◆ Exercise brief
Of the lines below, count those containing the word "Toronto". Reply with the number alone.

◆ Saved entries
## START
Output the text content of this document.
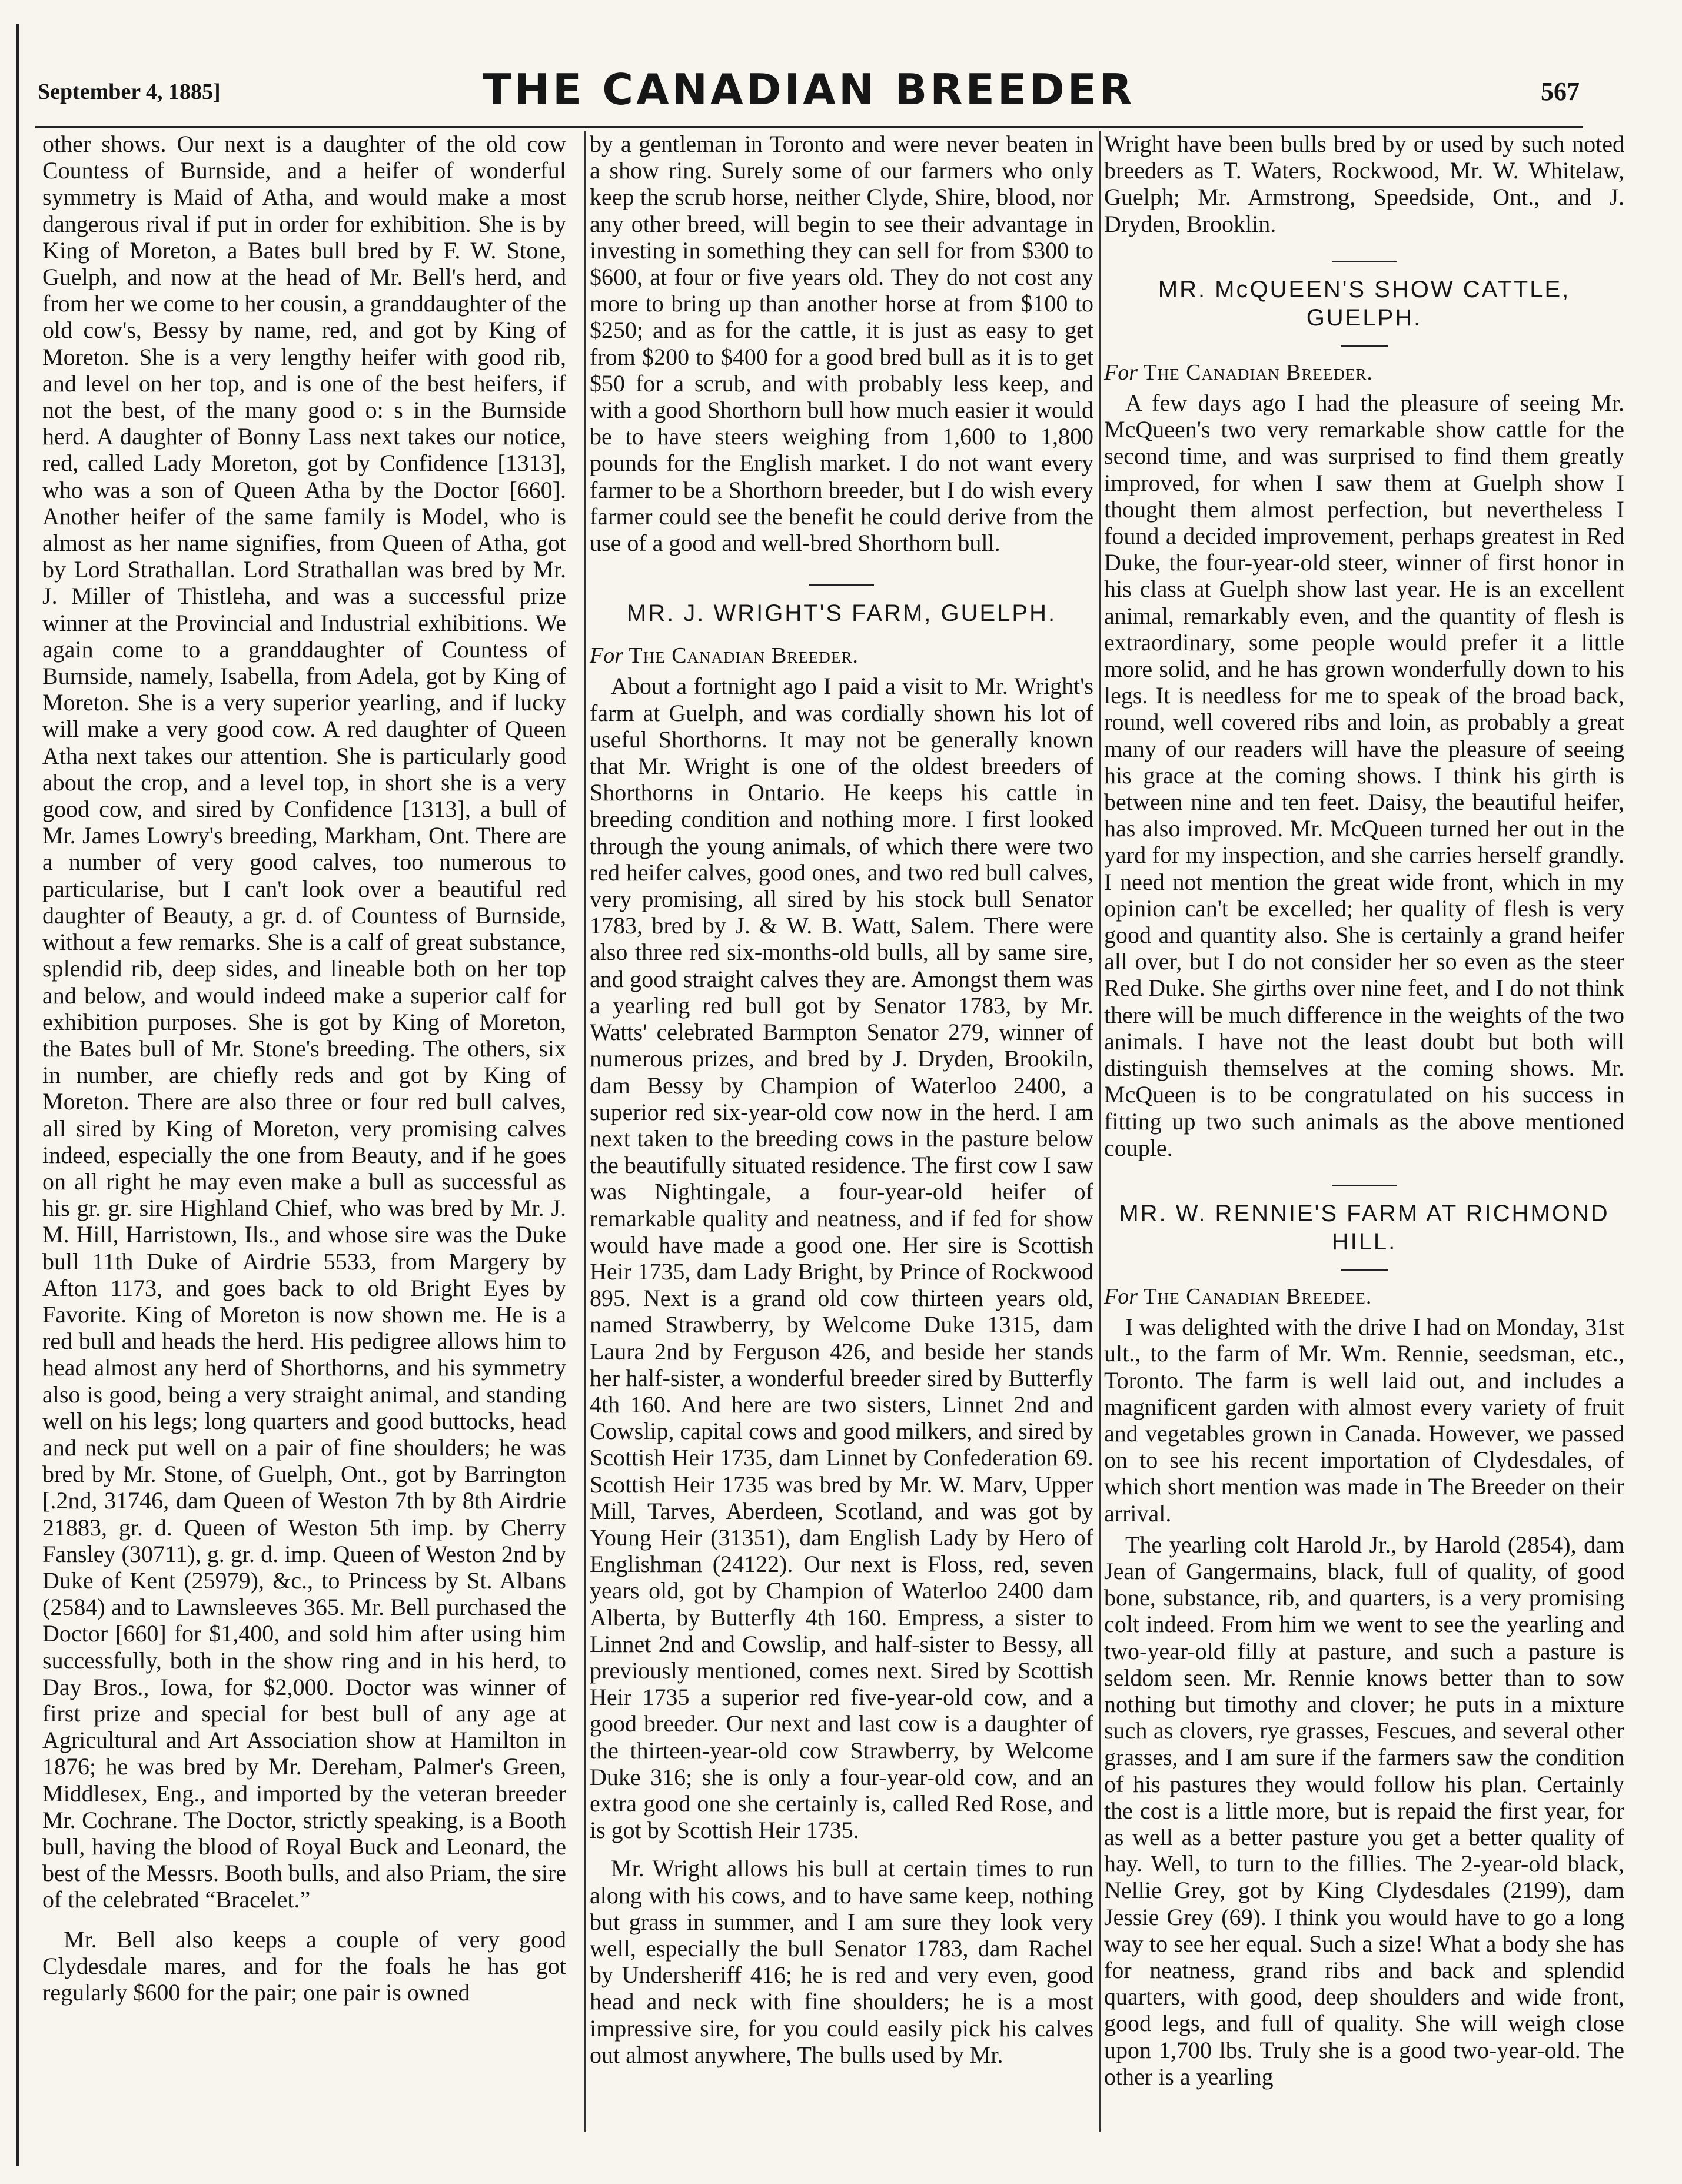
September 4, 1885]	THE CANADIAN BREEDER	567

other shows. Our next is a daughter of the old cow Countess of Burnside, and a heifer of wonderful symmetry is Maid of Atha, and would make a most dangerous rival if put in order for exhibition. She is by King of Moreton, a Bates bull bred by F. W. Stone, Guelph, and now at the head of Mr. Bell's herd, and from her we come to her cousin, a granddaughter of the old cow's, Bessy by name, red, and got by King of Moreton. She is a very lengthy heifer with good rib, and level on her top, and is one of the best heifers, if not the best, of the many good o: s in the Burnside herd. A daughter of Bonny Lass next takes our notice, red, called Lady Moreton, got by Confidence [1313], who was a son of Queen Atha by the Doctor [660]. Another heifer of the same family is Model, who is almost as her name signifies, from Queen of Atha, got by Lord Strathallan. Lord Strathallan was bred by Mr. J. Miller of Thistleha, and was a successful prize winner at the Provincial and Industrial exhibitions. We again come to a granddaughter of Countess of Burnside, namely, Isabella, from Adela, got by King of Moreton. She is a very superior yearling, and if lucky will make a very good cow. A red daughter of Queen Atha next takes our attention. She is particularly good about the crop, and a level top, in short she is a very good cow, and sired by Confidence [1313], a bull of Mr. James Lowry's breeding, Markham, Ont. There are a number of very good calves, too numerous to particularise, but I can't look over a beautiful red daughter of Beauty, a gr. d. of Countess of Burnside, without a few remarks. She is a calf of great substance, splendid rib, deep sides, and lineable both on her top and below, and would indeed make a superior calf for exhibition purposes. She is got by King of Moreton, the Bates bull of Mr. Stone's breeding. The others, six in number, are chiefly reds and got by King of Moreton. There are also three or four red bull calves, all sired by King of Moreton, very promising calves indeed, especially the one from Beauty, and if he goes on all right he may even make a bull as successful as his gr. gr. sire Highland Chief, who was bred by Mr. J. M. Hill, Harristown, Ils., and whose sire was the Duke bull 11th Duke of Airdrie 5533, from Margery by Afton 1173, and goes back to old Bright Eyes by Favorite. King of Moreton is now shown me. He is a red bull and heads the herd. His pedigree allows him to head almost any herd of Shorthorns, and his symmetry also is good, being a very straight animal, and standing well on his legs; long quarters and good buttocks, head and neck put well on a pair of fine shoulders; he was bred by Mr. Stone, of Guelph, Ont., got by Barrington [.2nd, 31746, dam Queen of Weston 7th by 8th Airdrie 21883, gr. d. Queen of Weston 5th imp. by Cherry Fansley (30711), g. gr. d. imp. Queen of Weston 2nd by Duke of Kent (25979), &c., to Princess by St. Albans (2584) and to Lawnsleeves 365. Mr. Bell purchased the Doctor [660] for $1,400, and sold him after using him successfully, both in the show ring and in his herd, to Day Bros., Iowa, for $2,000. Doctor was winner of first prize and special for best bull of any age at Agricultural and Art Association show at Hamilton in 1876; he was bred by Mr. Dereham, Palmer's Green, Middlesex, Eng., and imported by the veteran breeder Mr. Cochrane. The Doctor, strictly speaking, is a Booth bull, having the blood of Royal Buck and Leonard, the best of the Messrs. Booth bulls, and also Priam, the sire of the celebrated “Bracelet.”

Mr. Bell also keeps a couple of very good Clydesdale mares, and for the foals he has got regularly $600 for the pair; one pair is owned

by a gentleman in Toronto and were never beaten in a show ring. Surely some of our farmers who only keep the scrub horse, neither Clyde, Shire, blood, nor any other breed, will begin to see their advantage in investing in something they can sell for from $300 to $600, at four or five years old. They do not cost any more to bring up than another horse at from $100 to $250; and as for the cattle, it is just as easy to get from $200 to $400 for a good bred bull as it is to get $50 for a scrub, and with probably less keep, and with a good Shorthorn bull how much easier it would be to have steers weighing from 1,600 to 1,800 pounds for the English market. I do not want every farmer to be a Shorthorn breeder, but I do wish every farmer could see the benefit he could derive from the use of a good and well-bred Shorthorn bull.

MR. J. WRIGHT'S FARM, GUELPH.
For The Canadian Breeder.

About a fortnight ago I paid a visit to Mr. Wright's farm at Guelph, and was cordially shown his lot of useful Shorthorns. It may not be generally known that Mr. Wright is one of the oldest breeders of Shorthorns in Ontario. He keeps his cattle in breeding condition and nothing more. I first looked through the young animals, of which there were two red heifer calves, good ones, and two red bull calves, very promising, all sired by his stock bull Senator 1783, bred by J. & W. B. Watt, Salem. There were also three red six-months-old bulls, all by same sire, and good straight calves they are. Amongst them was a yearling red bull got by Senator 1783, by Mr. Watts' celebrated Barmpton Senator 279, winner of numerous prizes, and bred by J. Dryden, Brookiln, dam Bessy by Champion of Waterloo 2400, a superior red six-year-old cow now in the herd. I am next taken to the breeding cows in the pasture below the beautifully situated residence. The first cow I saw was Nightingale, a four-year-old heifer of remarkable quality and neatness, and if fed for show would have made a good one. Her sire is Scottish Heir 1735, dam Lady Bright, by Prince of Rockwood 895. Next is a grand old cow thirteen years old, named Strawberry, by Welcome Duke 1315, dam Laura 2nd by Ferguson 426, and beside her stands her half-sister, a wonderful breeder sired by Butterfly 4th 160. And here are two sisters, Linnet 2nd and Cowslip, capital cows and good milkers, and sired by Scottish Heir 1735, dam Linnet by Confederation 69. Scottish Heir 1735 was bred by Mr. W. Marv, Upper Mill, Tarves, Aberdeen, Scotland, and was got by Young Heir (31351), dam English Lady by Hero of Englishman (24122). Our next is Floss, red, seven years old, got by Champion of Waterloo 2400 dam Alberta, by Butterfly 4th 160. Empress, a sister to Linnet 2nd and Cowslip, and half-sister to Bessy, all previously mentioned, comes next. Sired by Scottish Heir 1735 a superior red five-year-old cow, and a good breeder. Our next and last cow is a daughter of the thirteen-year-old cow Strawberry, by Welcome Duke 316; she is only a four-year-old cow, and an extra good one she certainly is, called Red Rose, and is got by Scottish Heir 1735.

Mr. Wright allows his bull at certain times to run along with his cows, and to have same keep, nothing but grass in summer, and I am sure they look very well, especially the bull Senator 1783, dam Rachel by Undersheriff 416; he is red and very even, good head and neck with fine shoulders; he is a most impressive sire, for you could easily pick his calves out almost anywhere, The bulls used by Mr.

Wright have been bulls bred by or used by such noted breeders as T. Waters, Rockwood, Mr. W. Whitelaw, Guelph; Mr. Armstrong, Speedside, Ont., and J. Dryden, Brooklin.

MR. McQUEEN'S SHOW CATTLE, GUELPH.
For The Canadian Breeder.

A few days ago I had the pleasure of seeing Mr. McQueen's two very remarkable show cattle for the second time, and was surprised to find them greatly improved, for when I saw them at Guelph show I thought them almost perfection, but nevertheless I found a decided improvement, perhaps greatest in Red Duke, the four-year-old steer, winner of first honor in his class at Guelph show last year. He is an excellent animal, remarkably even, and the quantity of flesh is extraordinary, some people would prefer it a little more solid, and he has grown wonderfully down to his legs. It is needless for me to speak of the broad back, round, well covered ribs and loin, as probably a great many of our readers will have the pleasure of seeing his grace at the coming shows. I think his girth is between nine and ten feet. Daisy, the beautiful heifer, has also improved. Mr. McQueen turned her out in the yard for my inspection, and she carries herself grandly. I need not mention the great wide front, which in my opinion can't be excelled; her quality of flesh is very good and quantity also. She is certainly a grand heifer all over, but I do not consider her so even as the steer Red Duke. She girths over nine feet, and I do not think there will be much difference in the weights of the two animals. I have not the least doubt but both will distinguish themselves at the coming shows. Mr. McQueen is to be congratulated on his success in fitting up two such animals as the above mentioned couple.

MR. W. RENNIE'S FARM AT RICHMOND HILL.
For The Canadian Breedee.

I was delighted with the drive I had on Monday, 31st ult., to the farm of Mr. Wm. Rennie, seedsman, etc., Toronto. The farm is well laid out, and includes a magnificent garden with almost every variety of fruit and vegetables grown in Canada. However, we passed on to see his recent importation of Clydesdales, of which short mention was made in The Breeder on their arrival.

The yearling colt Harold Jr., by Harold (2854), dam Jean of Gangermains, black, full of quality, of good bone, substance, rib, and quarters, is a very promising colt indeed. From him we went to see the yearling and two-year-old filly at pasture, and such a pasture is seldom seen. Mr. Rennie knows better than to sow nothing but timothy and clover; he puts in a mixture such as clovers, rye grasses, Fescues, and several other grasses, and I am sure if the farmers saw the condition of his pastures they would follow his plan. Certainly the cost is a little more, but is repaid the first year, for as well as a better pasture you get a better quality of hay. Well, to turn to the fillies. The 2-year-old black, Nellie Grey, got by King Clydesdales (2199), dam Jessie Grey (69). I think you would have to go a long way to see her equal. Such a size! What a body she has for neatness, grand ribs and back and splendid quarters, with good, deep shoulders and wide front, good legs, and full of quality. She will weigh close upon 1,700 lbs. Truly she is a good two-year-old. The other is a yearling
## END
◆ Written response
2